*Problem description*. Exclude the pictures and retype the entries as written.

** start of Records for this exercise **

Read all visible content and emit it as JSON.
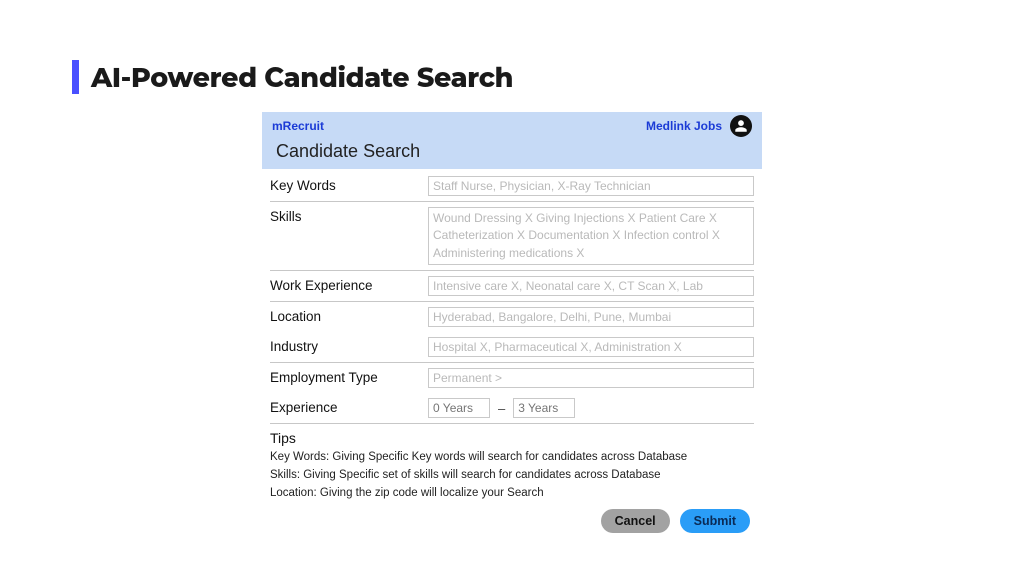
{
  "page": {
    "title": "AI-Powered Candidate Search"
  },
  "header": {
    "brand_left": "mRecruit",
    "brand_right": "Medlink Jobs"
  },
  "section": {
    "title": "Candidate Search"
  },
  "form": {
    "key_words": {
      "label": "Key Words",
      "placeholder": "Staff Nurse, Physician, X-Ray Technician"
    },
    "skills": {
      "label": "Skills",
      "placeholder": "Wound Dressing X  Giving Injections X  Patient Care X  Catheterization X  Documentation X  Infection control X  Administering medications X"
    },
    "work_experience": {
      "label": "Work Experience",
      "placeholder": "Intensive care X, Neonatal care X, CT Scan X, Lab"
    },
    "location": {
      "label": "Location",
      "placeholder": "Hyderabad, Bangalore, Delhi, Pune, Mumbai"
    },
    "industry": {
      "label": "Industry",
      "placeholder": "Hospital X, Pharmaceutical X, Administration X"
    },
    "employment_type": {
      "label": "Employment Type",
      "placeholder": "Permanent >"
    },
    "experience": {
      "label": "Experience",
      "from_placeholder": "0 Years",
      "to_placeholder": "3 Years",
      "dash": "–"
    }
  },
  "tips": {
    "title": "Tips",
    "line1": "Key Words: Giving Specific Key words will search for candidates across Database",
    "line2": "Skills: Giving Specific set of skills will search for candidates across Database",
    "line3": "Location: Giving the zip code will localize your Search"
  },
  "actions": {
    "cancel": "Cancel",
    "submit": "Submit"
  }
}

** end of Records for this exercise **

*Full output*.
Read all visible content and emit it as JSON.
{
  "page": {
    "title": "AI-Powered Candidate Search"
  },
  "header": {
    "brand_left": "mRecruit",
    "brand_right": "Medlink Jobs"
  },
  "section": {
    "title": "Candidate Search"
  },
  "form": {
    "key_words": {
      "label": "Key Words",
      "placeholder": "Staff Nurse, Physician, X-Ray Technician"
    },
    "skills": {
      "label": "Skills",
      "placeholder": "Wound Dressing X  Giving Injections X  Patient Care X  Catheterization X  Documentation X  Infection control X  Administering medications X"
    },
    "work_experience": {
      "label": "Work Experience",
      "placeholder": "Intensive care X, Neonatal care X, CT Scan X, Lab"
    },
    "location": {
      "label": "Location",
      "placeholder": "Hyderabad, Bangalore, Delhi, Pune, Mumbai"
    },
    "industry": {
      "label": "Industry",
      "placeholder": "Hospital X, Pharmaceutical X, Administration X"
    },
    "employment_type": {
      "label": "Employment Type",
      "placeholder": "Permanent >"
    },
    "experience": {
      "label": "Experience",
      "from_placeholder": "0 Years",
      "to_placeholder": "3 Years",
      "dash": "–"
    }
  },
  "tips": {
    "title": "Tips",
    "line1": "Key Words: Giving Specific Key words will search for candidates across Database",
    "line2": "Skills: Giving Specific set of skills will search for candidates across Database",
    "line3": "Location: Giving the zip code will localize your Search"
  },
  "actions": {
    "cancel": "Cancel",
    "submit": "Submit"
  }
}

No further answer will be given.